# PROBLEM REQUIREMENTS
Copy out the listing in full, exactly as written, but not its pictures.

Collected data:
--
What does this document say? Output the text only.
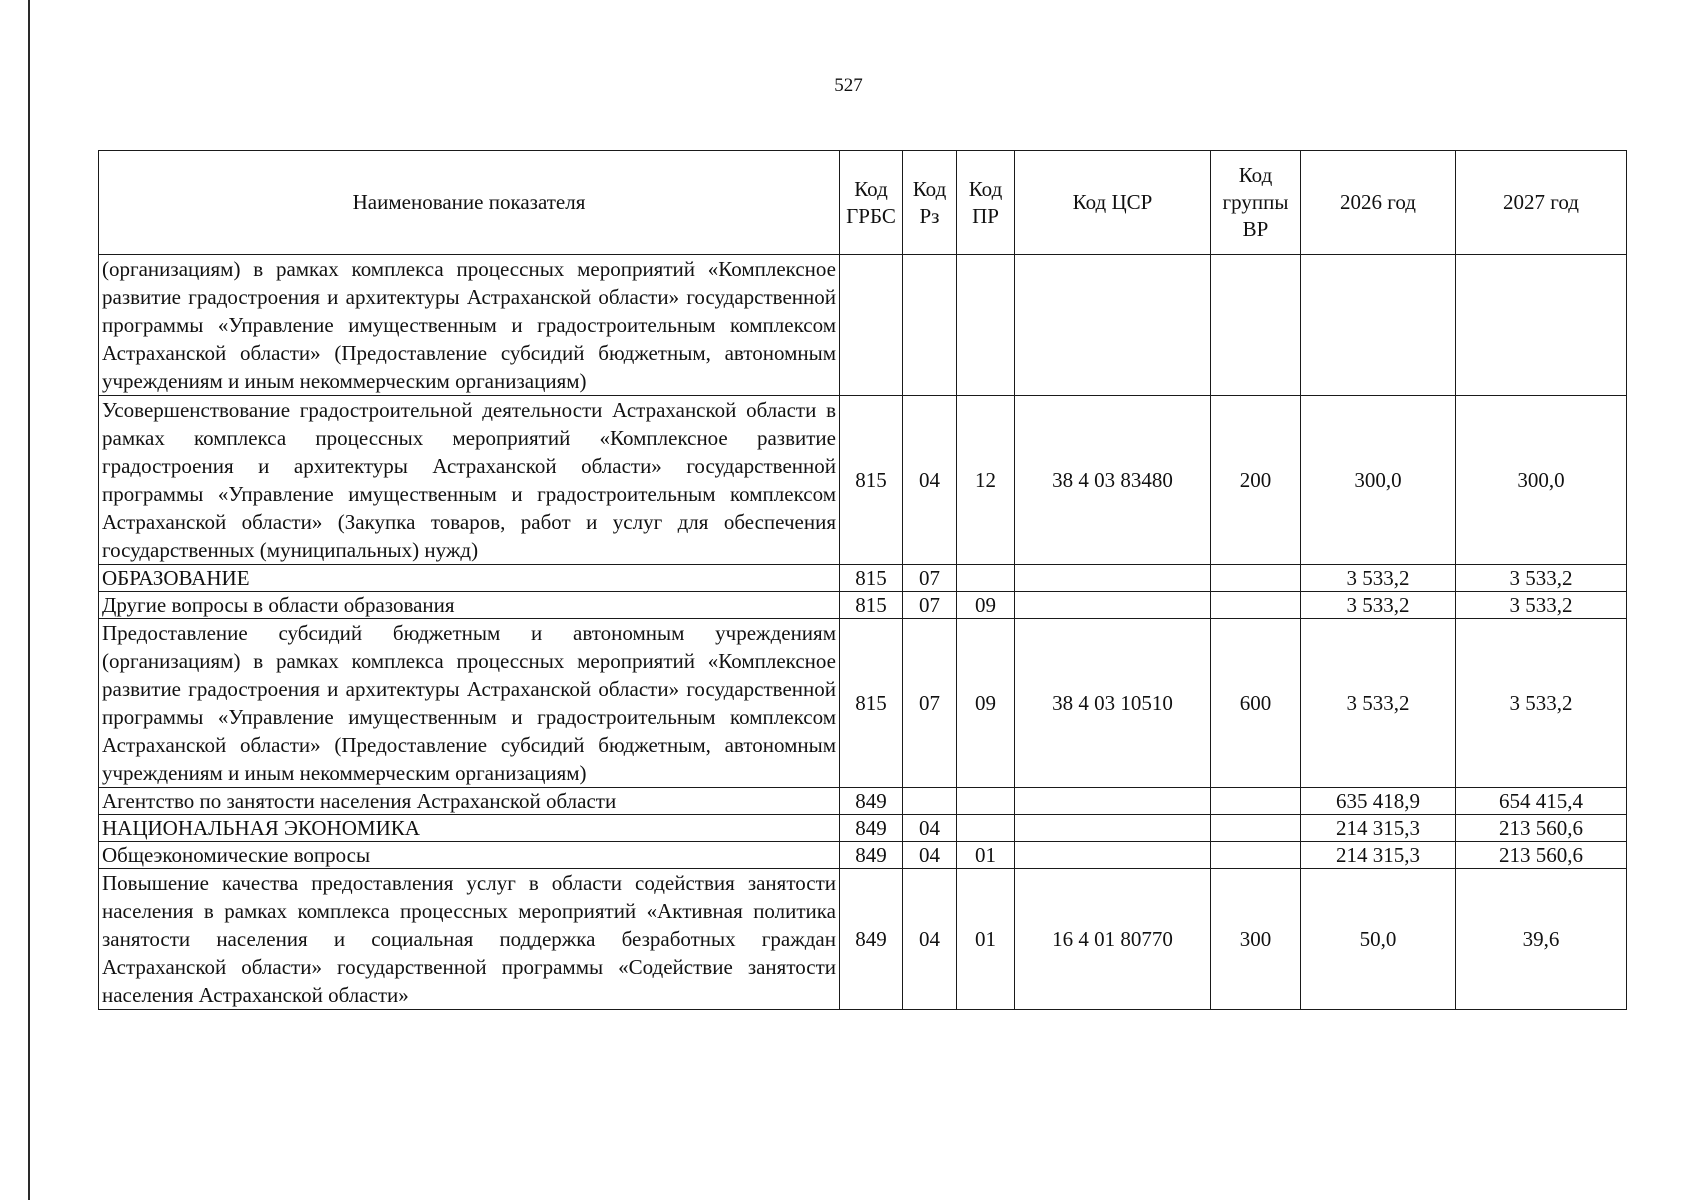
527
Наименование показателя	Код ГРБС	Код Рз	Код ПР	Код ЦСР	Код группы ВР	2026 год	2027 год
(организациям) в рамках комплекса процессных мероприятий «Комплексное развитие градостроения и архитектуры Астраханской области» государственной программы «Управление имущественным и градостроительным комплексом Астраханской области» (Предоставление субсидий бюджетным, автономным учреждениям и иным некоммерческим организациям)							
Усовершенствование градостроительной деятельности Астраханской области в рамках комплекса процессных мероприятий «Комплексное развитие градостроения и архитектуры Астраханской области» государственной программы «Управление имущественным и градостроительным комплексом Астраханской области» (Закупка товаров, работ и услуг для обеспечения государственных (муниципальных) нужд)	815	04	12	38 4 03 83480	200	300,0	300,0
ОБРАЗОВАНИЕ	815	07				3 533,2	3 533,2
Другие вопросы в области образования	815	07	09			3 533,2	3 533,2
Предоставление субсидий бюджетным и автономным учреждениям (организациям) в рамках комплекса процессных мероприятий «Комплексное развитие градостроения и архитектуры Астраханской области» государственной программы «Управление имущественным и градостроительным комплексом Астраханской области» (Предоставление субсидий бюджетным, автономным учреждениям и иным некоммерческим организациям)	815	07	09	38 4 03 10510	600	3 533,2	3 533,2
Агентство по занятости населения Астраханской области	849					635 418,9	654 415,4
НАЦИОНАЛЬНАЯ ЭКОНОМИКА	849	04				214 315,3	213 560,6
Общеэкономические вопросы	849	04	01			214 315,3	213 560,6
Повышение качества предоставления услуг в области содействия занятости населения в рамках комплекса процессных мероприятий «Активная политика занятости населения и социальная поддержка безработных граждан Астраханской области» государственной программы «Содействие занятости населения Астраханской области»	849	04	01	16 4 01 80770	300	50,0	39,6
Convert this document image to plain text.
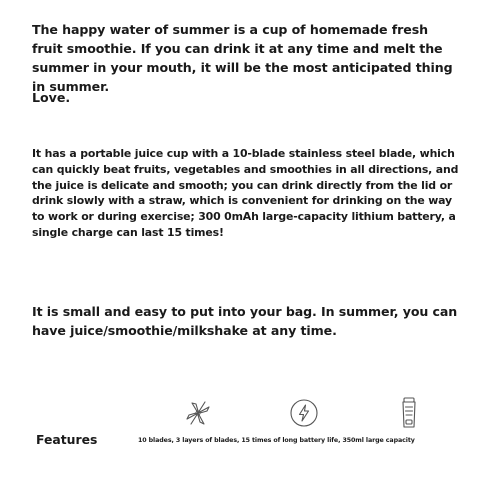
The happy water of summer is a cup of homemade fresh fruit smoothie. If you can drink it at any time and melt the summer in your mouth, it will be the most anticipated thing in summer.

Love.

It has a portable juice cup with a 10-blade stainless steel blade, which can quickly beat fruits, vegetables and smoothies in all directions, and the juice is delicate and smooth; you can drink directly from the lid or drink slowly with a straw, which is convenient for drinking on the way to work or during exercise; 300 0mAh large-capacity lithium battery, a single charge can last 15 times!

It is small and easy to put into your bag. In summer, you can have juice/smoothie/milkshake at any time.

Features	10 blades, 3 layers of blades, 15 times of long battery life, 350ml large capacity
--
# OUTPUT OF THE EXERCISE
What does this document say? Output the text only.
527
Наименование показателя	Код ГРБС	Код Рз	Код ПР	Код ЦСР	Код группы ВР	2026 год	2027 год
(организациям) в рамках комплекса процессных мероприятий «Комплексное развитие градостроения и архитектуры Астраханской области» государственной программы «Управление имущественным и градостроительным комплексом Астраханской области» (Предоставление субсидий бюджетным, автономным учреждениям и иным некоммерческим организациям)							
Усовершенствование градостроительной деятельности Астраханской области в рамках комплекса процессных мероприятий «Комплексное развитие градостроения и архитектуры Астраханской области» государственной программы «Управление имущественным и градостроительным комплексом Астраханской области» (Закупка товаров, работ и услуг для обеспечения государственных (муниципальных) нужд)	815	04	12	38 4 03 83480	200	300,0	300,0
ОБРАЗОВАНИЕ	815	07				3 533,2	3 533,2
Другие вопросы в области образования	815	07	09			3 533,2	3 533,2
Предоставление субсидий бюджетным и автономным учреждениям (организациям) в рамках комплекса процессных мероприятий «Комплексное развитие градостроения и архитектуры Астраханской области» государственной программы «Управление имущественным и градостроительным комплексом Астраханской области» (Предоставление субсидий бюджетным, автономным учреждениям и иным некоммерческим организациям)	815	07	09	38 4 03 10510	600	3 533,2	3 533,2
Агентство по занятости населения Астраханской области	849					635 418,9	654 415,4
НАЦИОНАЛЬНАЯ ЭКОНОМИКА	849	04				214 315,3	213 560,6
Общеэкономические вопросы	849	04	01			214 315,3	213 560,6
Повышение качества предоставления услуг в области содействия занятости населения в рамках комплекса процессных мероприятий «Активная политика занятости населения и социальная поддержка безработных граждан Астраханской области» государственной программы «Содействие занятости населения Астраханской области»	849	04	01	16 4 01 80770	300	50,0	39,6
Convert this document image to plain text.
The happy water of summer is a cup of homemade fresh fruit smoothie. If you can drink it at any time and melt the summer in your mouth, it will be the most anticipated thing in summer.

Love.

It has a portable juice cup with a 10-blade stainless steel blade, which can quickly beat fruits, vegetables and smoothies in all directions, and the juice is delicate and smooth; you can drink directly from the lid or drink slowly with a straw, which is convenient for drinking on the way to work or during exercise; 300 0mAh large-capacity lithium battery, a single charge can last 15 times!

It is small and easy to put into your bag. In summer, you can have juice/smoothie/milkshake at any time.

Features	10 blades, 3 layers of blades, 15 times of long battery life, 350ml large capacity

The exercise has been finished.